**What the task asks**:
Count every line in the records below that contains the string "vnnd". Report that number alone.

**Dataset entries**:
■ ■ ■ ■ ■

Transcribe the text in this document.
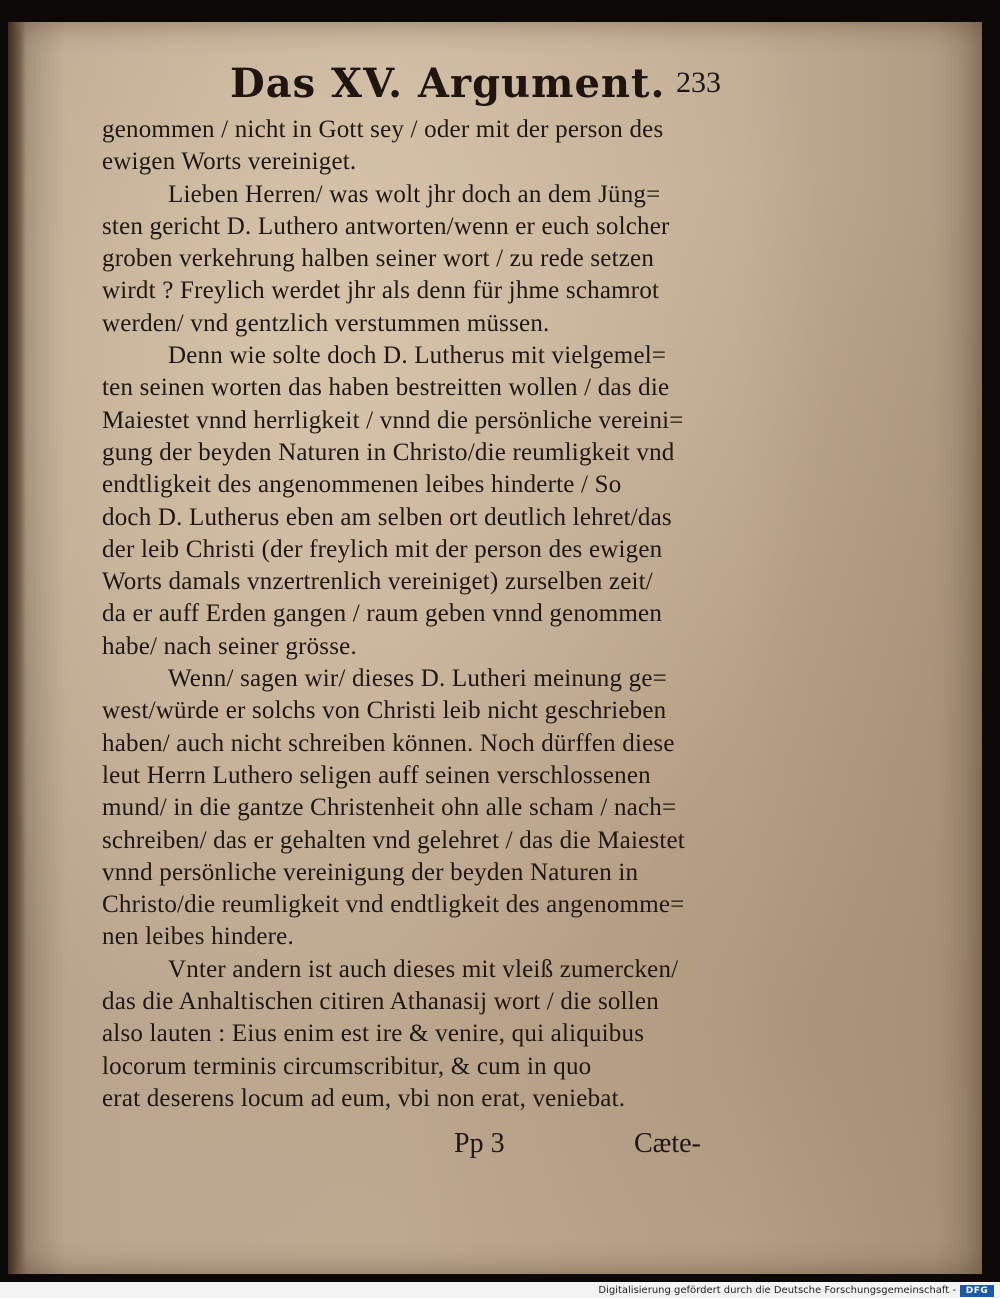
Das XV. Argument. 233
genommen / nicht in Gott sey / oder mit der person des
ewigen Worts vereiniget.
Lieben Herren/ was wolt jhr doch an dem Jüng=
sten gericht D. Luthero antworten/wenn er euch solcher
groben verkehrung halben seiner wort / zu rede setzen
wirdt ? Freylich werdet jhr als denn für jhme schamrot
werden/ vnd gentzlich verstummen müssen.
Denn wie solte doch D. Lutherus mit vielgemel=
ten seinen worten das haben bestreitten wollen / das die
Maiestet vnnd herrligkeit / vnnd die persönliche vereini=
gung der beyden Naturen in Christo/die reumligkeit vnd
endtligkeit des angenommenen leibes hinderte / So
doch D. Lutherus eben am selben ort deutlich lehret/das
der leib Christi (der freylich mit der person des ewigen
Worts damals vnzertrenlich vereiniget) zurselben zeit/
da er auff Erden gangen / raum geben vnnd genommen
habe/ nach seiner grösse.
Wenn/ sagen wir/ dieses D. Lutheri meinung ge=
west/würde er solchs von Christi leib nicht geschrieben
haben/ auch nicht schreiben können. Noch dürffen diese
leut Herrn Luthero seligen auff seinen verschlossenen
mund/ in die gantze Christenheit ohn alle scham / nach=
schreiben/ das er gehalten vnd gelehret / das die Maiestet
vnnd persönliche vereinigung der beyden Naturen in
Christo/die reumligkeit vnd endtligkeit des angenomme=
nen leibes hindere.
Vnter andern ist auch dieses mit vleiß zumercken/
das die Anhaltischen citiren Athanasij wort / die sollen
also lauten : Eius enim est ire & venire, qui aliquibus
locorum terminis circumscribitur, & cum in quo
erat deserens locum ad eum, vbi non erat, veniebat.
Pp 3	Cæte-
Digitalisierung gefördert durch die Deutsche Forschungsgemeinschaft -	DFG
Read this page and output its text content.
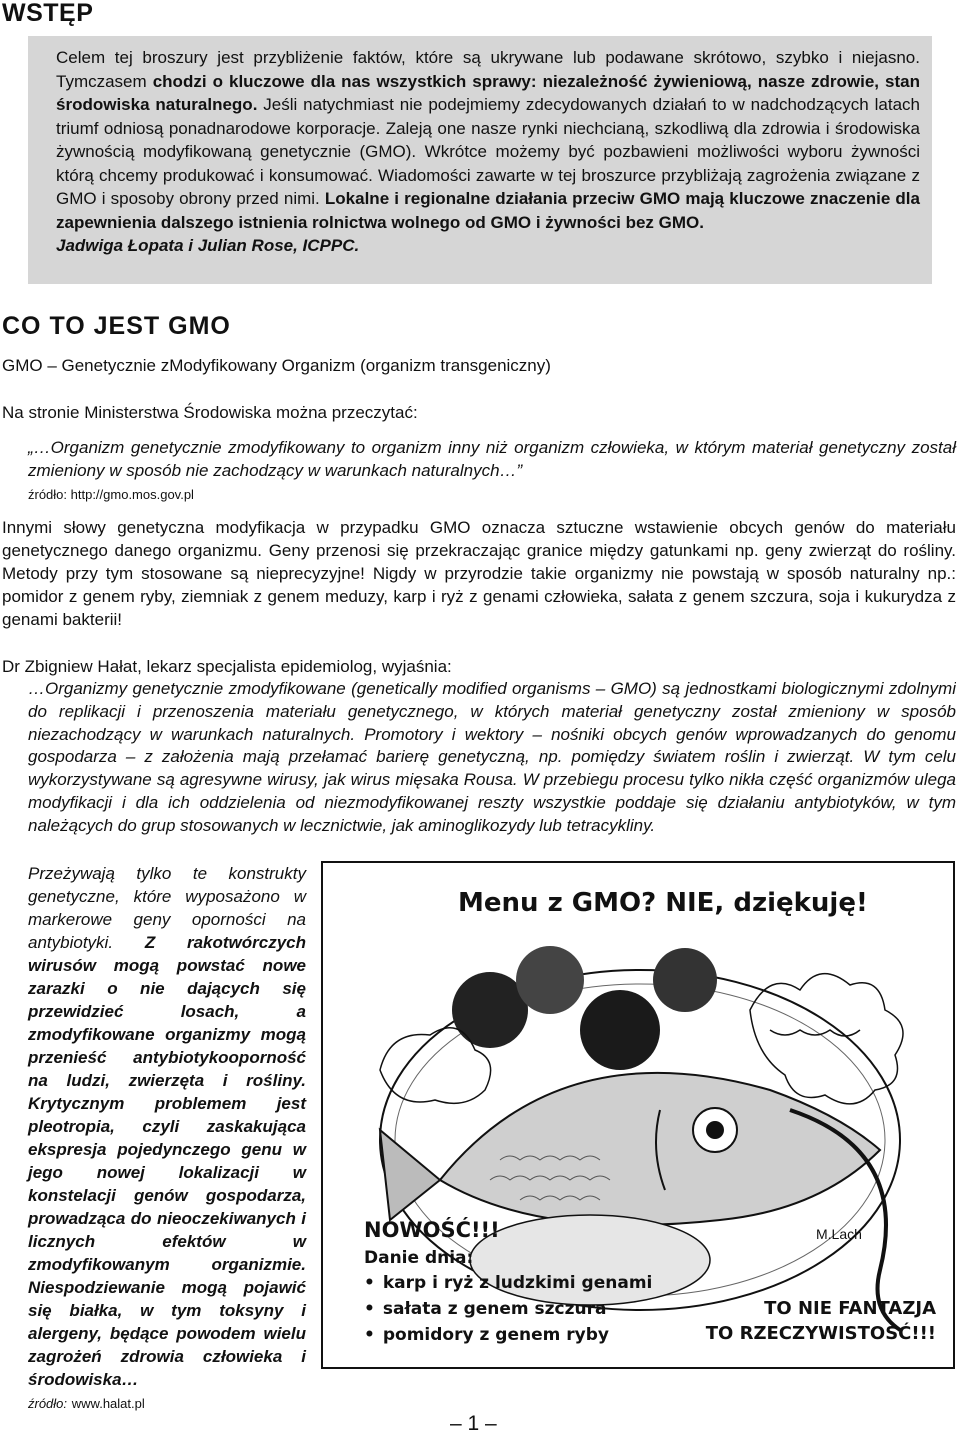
WSTĘP
Celem tej broszury jest przybliżenie faktów, które są ukrywane lub podawane skrótowo, szybko i niejasno. Tymczasem chodzi o kluczowe dla nas wszystkich sprawy: niezależność żywieniową, nasze zdrowie, stan środowiska naturalnego. Jeśli natychmiast nie podejmiemy zdecydowanych działań to w nadchodzących latach triumf odniosą ponadnarodowe korporacje. Zaleją one nasze rynki niechcianą, szkodliwą dla zdrowia i środowiska żywnością modyfikowaną genetycznie (GMO). Wkrótce możemy być pozbawieni możliwości wyboru żywności którą chcemy produkować i konsumować. Wiadomości zawarte w tej broszurce przybliżają zagrożenia związane z GMO i sposoby obrony przed nimi. Lokalne i regionalne działania przeciw GMO mają kluczowe znaczenie dla zapewnienia dalszego istnienia rolnictwa wolnego od GMO i żywności bez GMO.
Jadwiga Łopata i Julian Rose, ICPPC.
CO TO JEST GMO
GMO – Genetycznie zModyfikowany Organizm (organizm transgeniczny)
Na stronie Ministerstwa Środowiska można przeczytać:
„…Organizm genetycznie zmodyfikowany to organizm inny niż organizm człowieka, w którym materiał genetyczny został zmieniony w sposób nie zachodzący w warunkach naturalnych…”
źródło: http://gmo.mos.gov.pl
Innymi słowy genetyczna modyfikacja w przypadku GMO oznacza sztuczne wstawienie obcych genów do materiału genetycznego danego organizmu. Geny przenosi się przekraczając granice między gatunkami np. geny zwierząt do rośliny. Metody przy tym stosowane są nieprecyzyjne! Nigdy w przyrodzie takie organizmy nie powstają w sposób naturalny np.: pomidor z genem ryby, ziemniak z genem meduzy, karp i ryż z genami człowieka, sałata z genem szczura, soja i kukurydza z genami bakterii!
Dr Zbigniew Hałat, lekarz specjalista epidemiolog, wyjaśnia:
…Organizmy genetycznie zmodyfikowane (genetically modified organisms – GMO) są jednostkami biologicznymi zdolnymi do replikacji i przenoszenia materiału genetycznego, w których materiał genetyczny został zmieniony w sposób niezachodzący w warunkach naturalnych. Promotory i wektory – nośniki obcych genów wprowadzanych do genomu gospodarza – z założenia mają przełamać barierę genetyczną, np. pomiędzy światem roślin i zwierząt. W tym celu wykorzystywane są agresywne wirusy, jak wirus mięsaka Rousa. W przebiegu procesu tylko nikła część organizmów ulega modyfikacji i dla ich oddzielenia od niezmodyfikowanej reszty wszystkie poddaje się działaniu antybiotyków, w tym należących do grup stosowanych w lecznictwie, jak aminoglikozydy lub tetracykliny.
Przeżywają tylko te konstrukty genetyczne, które wyposażono w markerowe geny oporności na antybiotyki. Z rakotwórczych wirusów mogą powstać nowe zarazki o nie dających się przewidzieć losach, a zmodyfikowane organizmy mogą przenieść antybiotykooporność na ludzi, zwierzęta i rośliny. Krytycznym problemem jest pleotropia, czyli zaskakująca ekspresja pojedynczego genu w jego nowej lokalizacji w konstelacji genów gospodarza, prowadząca do nieoczekiwanych i licznych efektów w zmodyfikowanym organizmie. Niespodziewanie mogą pojawić się białka, w tym toksyny i alergeny, będące powodem wielu zagrożeń zdrowia człowieka i środowiska…
źródło: www.halat.pl
Menu z GMO? NIE, dziękuję!
NOWOŚĆ!!!
Danie dnia:
• karp i ryż z ludzkimi genami
• sałata z genem szczura
• pomidory z genem ryby
M.Lach
TO NIE FANTAZJA
TO RZECZYWISTOŚĆ!!!
– 1 –
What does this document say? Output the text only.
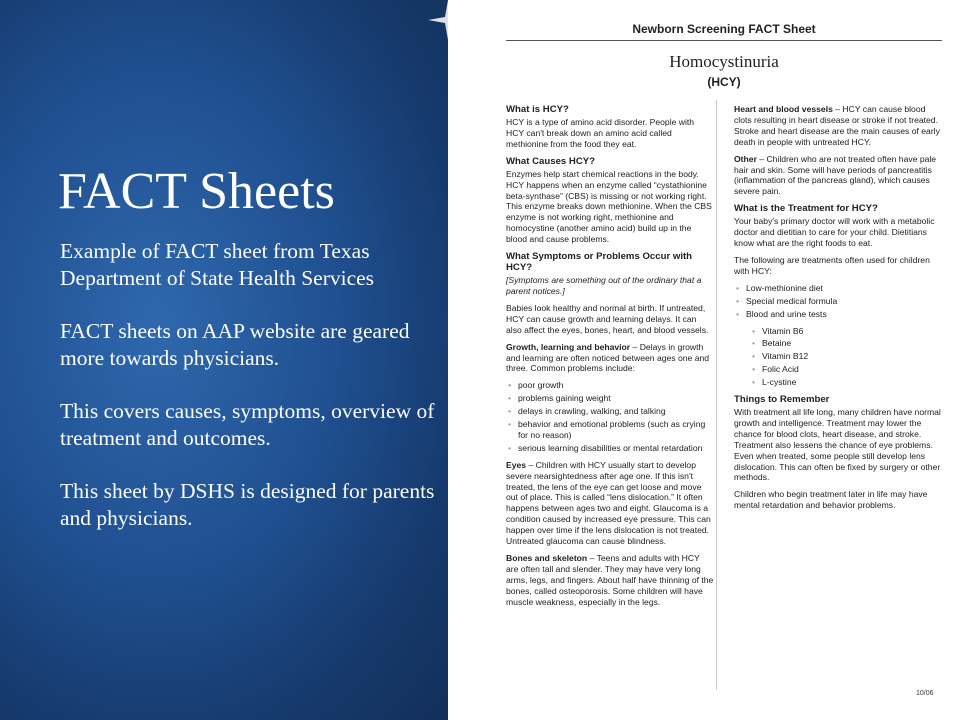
FACT Sheets

Example of FACT sheet from Texas Department of State Health Services

FACT sheets on AAP website are geared more towards physicians.

This covers causes, symptoms, overview of treatment and outcomes.

This sheet by DSHS is designed for parents and physicians.

Newborn Screening FACT Sheet
Homocystinuria
(HCY)
What is HCY?

HCY is a type of amino acid disorder. People with HCY can't break down an amino acid called methionine from the food they eat.

What Causes HCY?

Enzymes help start chemical reactions in the body. HCY happens when an enzyme called “cystathionine beta-synthase” (CBS) is missing or not working right. This enzyme breaks down methionine. When the CBS enzyme is not working right, methionine and homocystine (another amino acid) build up in the blood and cause problems.

What Symptoms or Problems Occur with HCY?

[Symptoms are something out of the ordinary that a parent notices.]

Babies look healthy and normal at birth. If untreated, HCY can cause growth and learning delays. It can also affect the eyes, bones, heart, and blood vessels.

Growth, learning and behavior – Delays in growth and learning are often noticed between ages one and three. Common problems include:

• poor growth
• problems gaining weight
• delays in crawling, walking, and talking
• behavior and emotional problems (such as crying for no reason)
• serious learning disabilities or mental retardation

Eyes – Children with HCY usually start to develop severe nearsightedness after age one. If this isn't treated, the lens of the eye can get loose and move out of place. This is called “lens dislocation.” It often happens between ages two and eight. Glaucoma is a condition caused by increased eye pressure. This can happen over time if the lens dislocation is not treated. Untreated glaucoma can cause blindness.

Bones and skeleton – Teens and adults with HCY are often tall and slender. They may have very long arms, legs, and fingers. About half have thinning of the bones, called osteoporosis. Some children will have muscle weakness, especially in the legs.

Heart and blood vessels – HCY can cause blood clots resulting in heart disease or stroke if not treated. Stroke and heart disease are the main causes of early death in people with untreated HCY.

Other – Children who are not treated often have pale hair and skin. Some will have periods of pancreatitis (inflammation of the pancreas gland), which causes severe pain.

What is the Treatment for HCY?

Your baby's primary doctor will work with a metabolic doctor and dietitian to care for your child. Dietitians know what are the right foods to eat.

The following are treatments often used for children with HCY:

• Low-methionine diet
• Special medical formula
• Blood and urine tests
• Vitamin B6
• Betaine
• Vitamin B12
• Folic Acid
• L-cystine
Things to Remember

With treatment all life long, many children have normal growth and intelligence. Treatment may lower the chance for blood clots, heart disease, and stroke. Treatment also lessens the chance of eye problems. Even when treated, some people still develop lens dislocation. This can often be fixed by surgery or other methods.

Children who begin treatment later in life may have mental retardation and behavior problems.

10/06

■ ■ ■ ■ ■

**Reply**:
3